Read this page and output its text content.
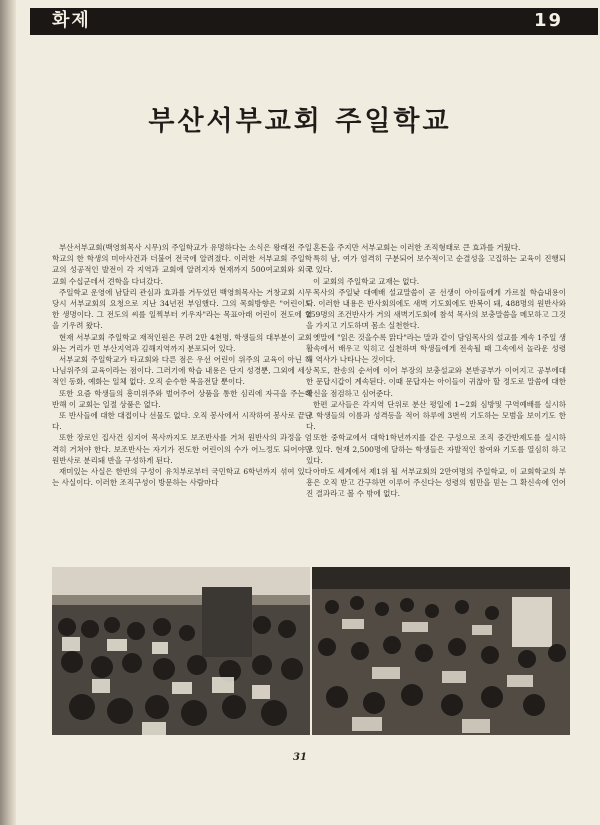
화제	19
부산서부교회 주일학교

부산서부교회(백영희목사 시무)의 주일학교가 유명하다는 소식은 왕래전 주일학교의 한 학생의 미아사건과 더불어 전국에 알려졌다. 이러한 서부교회 주일학교의 성공적인 발전이 각 지역과 교회에 알려지자 현재까지 500여교회와 외국교회 수십군데서 견학을 다녀갔다.

주일학교 운영에 남달리 관심과 효과를 거두었던 백영희목사는 거창교회 시무당시 서부교회의 요청으로 지난 34년전 부임했다. 그의 목회방향은 "어린이도 한 생명이다. 그 전도의 씨를 일찍부터 키우자"라는 목표아래 어린이 전도에 힘을 기우려 왔다.

현재 서부교회 주일학교 재적인원은 무려 2만 4천명, 학생들의 대부분이 교회와는 거리가 먼 부산지역과 김해지역까지 분포되어 있다.

서부교회 주일학교가 타교회와 다른 점은 우선 어린이 위주의 교육이 아닌 하나님위주의 교육이라는 점이다. 그러기에 학습 내용은 단지 성경뿐, 그외에 세상적인 동화, 예화는 일체 없다. 오직 순수한 복음전달 뿐이다.

또한 요즘 학생들의 흥미위주와 벌어주어 상품을 통한 심리에 자극을 주는데 반해 이 교회는 일절 상품은 없다.

또 반사들에 대한 대접이나 선물도 없다. 오직 봉사에서 시작하여 봉사로 끝난다.

또한 장로인 집사건 심지어 목사까지도 보조반사를 거쳐 원반사의 과정을 엄격히 거쳐야 한다. 보조반사는 자기가 전도한 어린이의 수가 어느정도 되어야만 원반사로 분리돼 반을 구성하게 된다.

재미있는 사실은 한반의 구성이 유치부로부터 국민학교 6학년까지 섞여 있다는 사실이다. 이러한 조직구성이 방문하는 사람마다

혼돈을 주지만 서부교회는 이러한 조직형태로 큰 효과를 거뒀다.

특히 남, 여가 엄격히 구분되어 보수적이고 순결성을 고집하는 교육이 진행되고 있다.

이 교회의 주일학교 교재는 없다.

목사의 주일낮 대예배 설교말씀이 곧 선생이 아이들에게 가르칠 학습내용이다. 이러한 내용은 반사회의에도 새벽 기도회에도 반복이 돼, 488명의 원반사와 259명의 조건반사가 거의 새벽기도회에 참석 목사의 보충말씀을 메모하고 그것을 가지고 기도하며 몸소 실천한다.

옛말에 "읽은 것을수록 맑다"라는 말과 같이 담임목사의 설교를 계속 1주일 생활속에서 배우고 익히고 실천하며 학생들에게 전속될 때 그속에서 놀라운 성령의 역사가 나타나는 것이다.

목도, 찬송의 순서에 이어 부장의 보충설교와 본반공부가 이어지고 공부에대한 문답시갑이 계속된다. 이때 문답자는 아이들이 귀찮아 할 정도로 말씀에 대한 확신을 점검하고 심어준다.

한편 교사들은 각지역 단위로 분산 평일에 1~2회 심방및 구역예배를 실시하고 학생들의 이름과 성격등을 적어 하루에 3번씩 기도하는 모범을 보이기도 한다.

또한 중학교에서 대학1학년까지를 같은 구성으로 조직 중간반제도를 실시하고 있다. 현재 2,500명에 달하는 학생들은 자발적인 참여와 기도를 열심히 하고 있다.

아마도 세계에서 제1위 될 서부교회의 2만여명의 주일학교, 이 교회학교의 부흥은 오직 받고 간구하면 이루어 주신다는 성령의 힘만을 믿는 그 확신속에 언어진 결과라고 볼 수 밖에 없다.

31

•••••

Report the number of lines of the listing above that hold the string "실시하고", with no other text.

2